[THE TASK]:
Extract the lines that carry the string "What" from the listing.

[STORED DATA]:
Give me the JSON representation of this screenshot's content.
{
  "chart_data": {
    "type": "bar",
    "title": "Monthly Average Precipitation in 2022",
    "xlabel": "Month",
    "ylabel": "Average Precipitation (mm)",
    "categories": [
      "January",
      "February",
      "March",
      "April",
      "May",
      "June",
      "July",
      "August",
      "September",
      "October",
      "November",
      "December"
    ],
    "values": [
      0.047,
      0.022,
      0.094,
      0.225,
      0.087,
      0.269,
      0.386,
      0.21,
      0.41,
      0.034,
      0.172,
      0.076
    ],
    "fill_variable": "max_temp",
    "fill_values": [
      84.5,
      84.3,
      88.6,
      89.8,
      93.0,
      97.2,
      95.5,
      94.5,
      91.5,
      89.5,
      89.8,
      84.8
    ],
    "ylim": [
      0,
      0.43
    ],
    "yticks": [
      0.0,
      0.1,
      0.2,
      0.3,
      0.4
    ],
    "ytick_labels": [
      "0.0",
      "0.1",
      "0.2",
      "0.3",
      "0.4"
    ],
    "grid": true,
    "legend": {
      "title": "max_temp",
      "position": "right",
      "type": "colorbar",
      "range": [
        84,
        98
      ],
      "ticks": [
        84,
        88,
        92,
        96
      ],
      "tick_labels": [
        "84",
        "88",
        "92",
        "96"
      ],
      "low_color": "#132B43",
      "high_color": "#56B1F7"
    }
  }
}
* * *
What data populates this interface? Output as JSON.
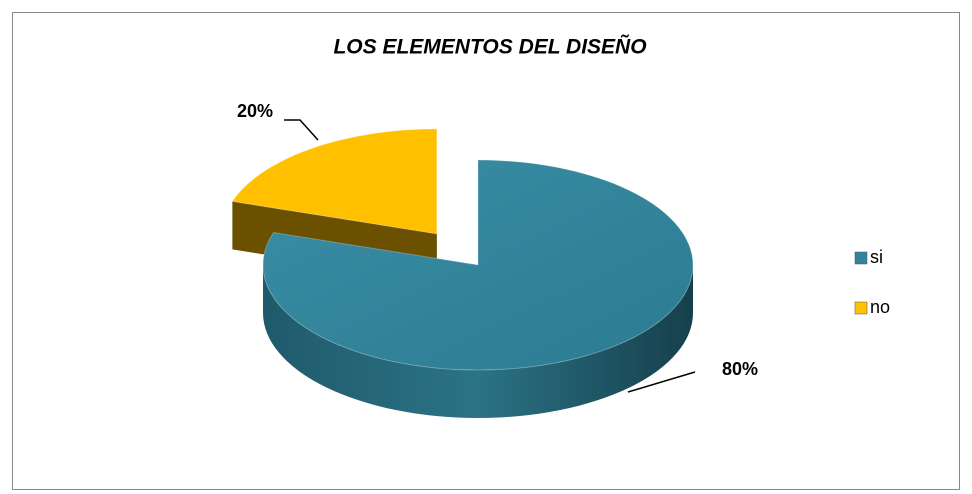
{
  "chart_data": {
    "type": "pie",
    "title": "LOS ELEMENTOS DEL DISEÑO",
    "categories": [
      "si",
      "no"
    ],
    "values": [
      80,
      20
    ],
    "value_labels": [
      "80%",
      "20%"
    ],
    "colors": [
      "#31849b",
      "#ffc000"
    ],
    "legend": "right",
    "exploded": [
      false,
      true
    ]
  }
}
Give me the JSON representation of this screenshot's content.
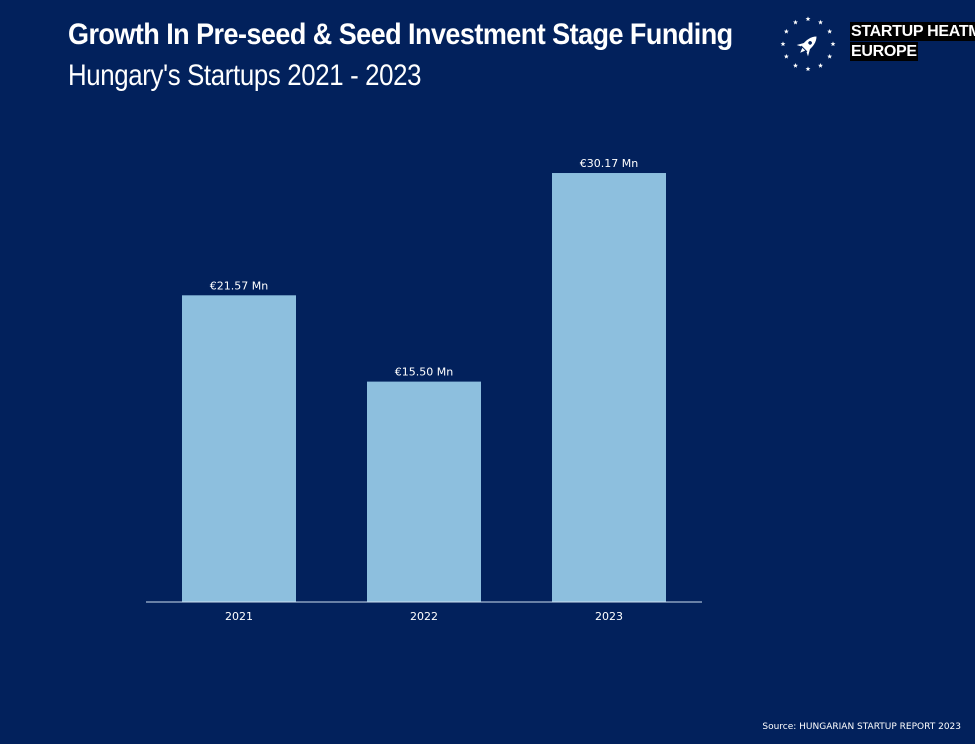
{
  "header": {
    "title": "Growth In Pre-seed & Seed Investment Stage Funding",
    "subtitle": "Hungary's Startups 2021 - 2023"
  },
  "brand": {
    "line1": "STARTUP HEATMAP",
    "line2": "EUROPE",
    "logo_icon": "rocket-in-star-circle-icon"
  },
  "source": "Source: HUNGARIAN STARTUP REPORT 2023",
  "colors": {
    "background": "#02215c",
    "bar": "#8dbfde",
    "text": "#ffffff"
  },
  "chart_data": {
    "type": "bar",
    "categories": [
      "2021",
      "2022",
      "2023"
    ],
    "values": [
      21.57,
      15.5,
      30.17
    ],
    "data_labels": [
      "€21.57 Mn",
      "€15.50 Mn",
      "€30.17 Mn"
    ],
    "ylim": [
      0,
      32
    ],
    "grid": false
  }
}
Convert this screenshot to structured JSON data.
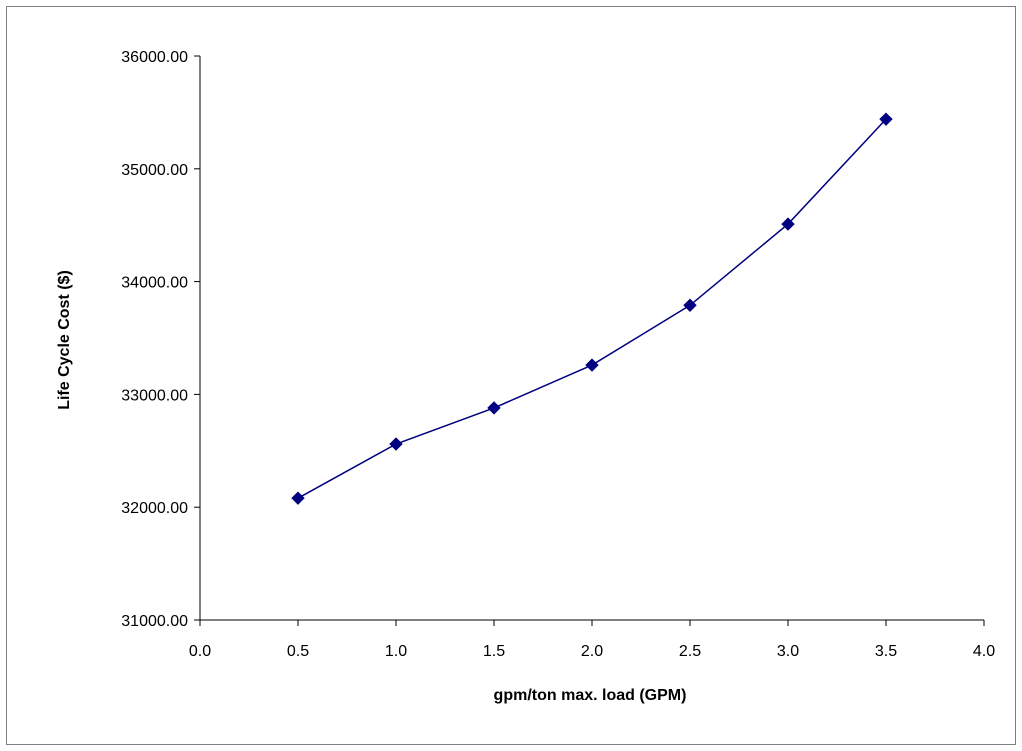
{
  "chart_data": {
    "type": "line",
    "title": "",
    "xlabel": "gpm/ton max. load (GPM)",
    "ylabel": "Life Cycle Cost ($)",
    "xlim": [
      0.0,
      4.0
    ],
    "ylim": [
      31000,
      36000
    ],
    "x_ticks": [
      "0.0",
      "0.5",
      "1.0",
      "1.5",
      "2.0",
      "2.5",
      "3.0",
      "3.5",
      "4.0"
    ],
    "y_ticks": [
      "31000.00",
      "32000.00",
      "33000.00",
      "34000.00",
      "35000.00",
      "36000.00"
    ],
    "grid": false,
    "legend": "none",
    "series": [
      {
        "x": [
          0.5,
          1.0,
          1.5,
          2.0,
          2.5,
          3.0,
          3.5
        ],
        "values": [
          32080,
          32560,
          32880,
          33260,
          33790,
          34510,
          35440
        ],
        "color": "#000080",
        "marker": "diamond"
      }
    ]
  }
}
==
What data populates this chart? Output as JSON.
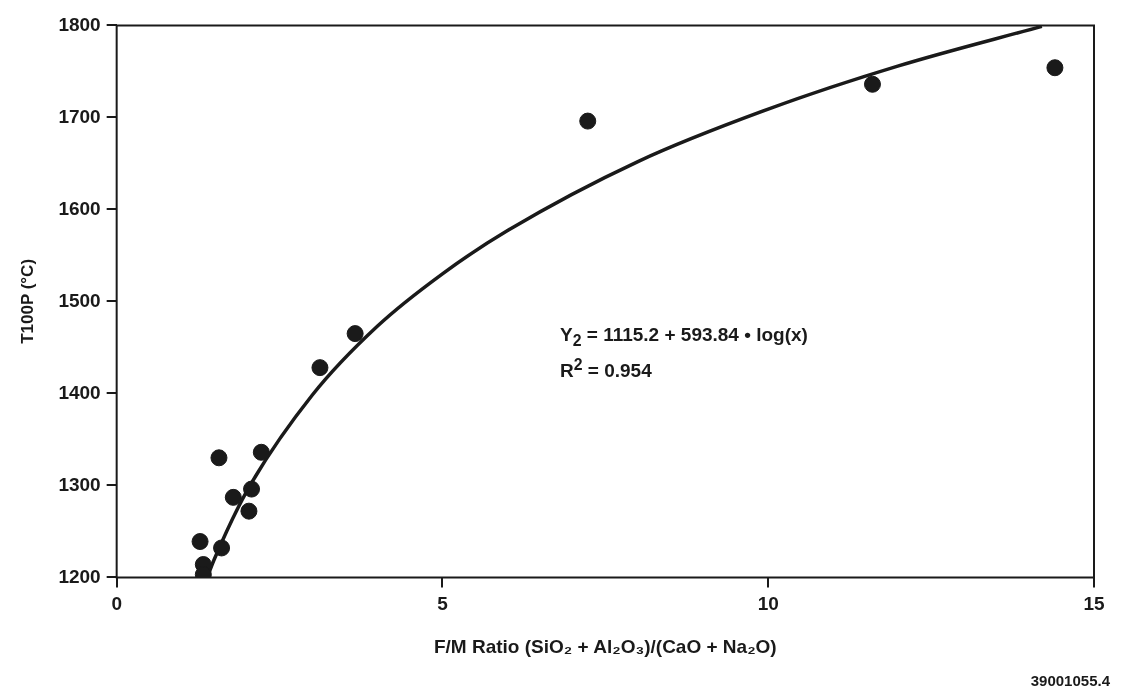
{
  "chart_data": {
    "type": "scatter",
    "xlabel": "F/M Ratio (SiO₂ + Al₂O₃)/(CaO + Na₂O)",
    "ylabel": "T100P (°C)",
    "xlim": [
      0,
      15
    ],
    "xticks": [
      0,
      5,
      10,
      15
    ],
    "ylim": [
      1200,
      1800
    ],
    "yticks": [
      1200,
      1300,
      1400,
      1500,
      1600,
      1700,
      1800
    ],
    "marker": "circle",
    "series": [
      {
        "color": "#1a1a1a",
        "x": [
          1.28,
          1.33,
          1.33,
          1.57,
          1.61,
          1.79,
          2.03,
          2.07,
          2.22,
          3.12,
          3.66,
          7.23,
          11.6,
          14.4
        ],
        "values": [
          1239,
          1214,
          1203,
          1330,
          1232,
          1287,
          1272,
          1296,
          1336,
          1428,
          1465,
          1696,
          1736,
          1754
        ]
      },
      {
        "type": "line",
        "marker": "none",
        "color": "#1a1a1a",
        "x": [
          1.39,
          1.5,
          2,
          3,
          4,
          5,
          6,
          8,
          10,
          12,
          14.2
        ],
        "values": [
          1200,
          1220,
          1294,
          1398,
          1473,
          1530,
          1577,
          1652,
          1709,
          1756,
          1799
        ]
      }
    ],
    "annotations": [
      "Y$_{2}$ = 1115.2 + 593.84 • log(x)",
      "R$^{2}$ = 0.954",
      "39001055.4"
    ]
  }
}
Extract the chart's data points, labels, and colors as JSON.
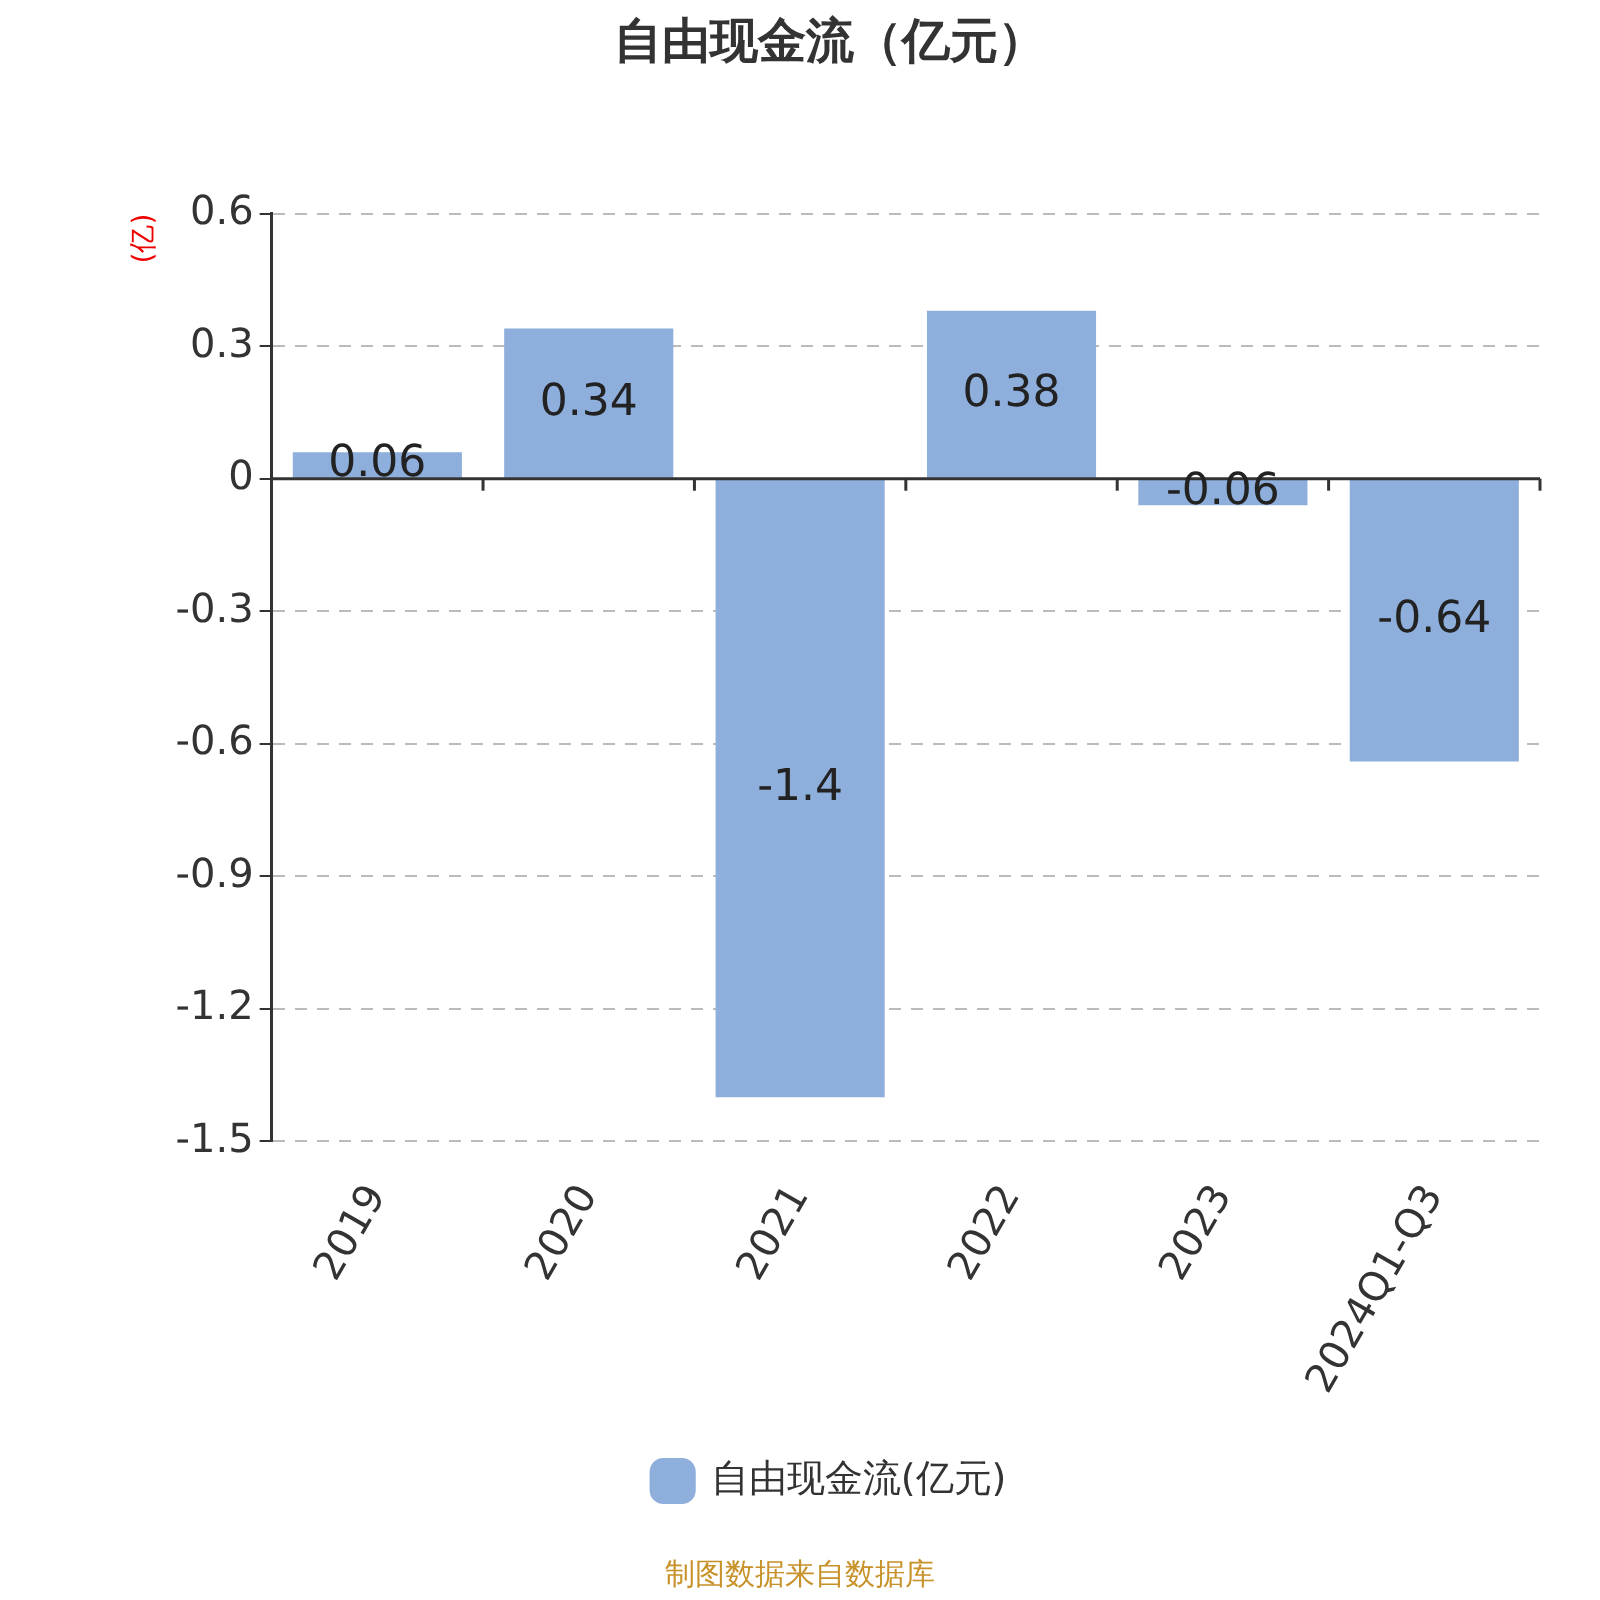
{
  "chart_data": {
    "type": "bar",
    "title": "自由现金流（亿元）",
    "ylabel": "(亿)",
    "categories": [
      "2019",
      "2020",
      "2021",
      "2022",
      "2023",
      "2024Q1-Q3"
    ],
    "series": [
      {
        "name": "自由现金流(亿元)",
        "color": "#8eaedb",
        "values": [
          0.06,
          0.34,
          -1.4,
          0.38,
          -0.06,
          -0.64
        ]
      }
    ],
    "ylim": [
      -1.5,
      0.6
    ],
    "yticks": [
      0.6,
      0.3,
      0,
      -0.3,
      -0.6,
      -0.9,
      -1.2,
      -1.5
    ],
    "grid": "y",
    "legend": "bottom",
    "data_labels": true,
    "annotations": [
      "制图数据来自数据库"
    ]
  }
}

[FULL SOLUTION]:
What data populates this interface? Output as JSON.
What data populates this chart? Output as JSON.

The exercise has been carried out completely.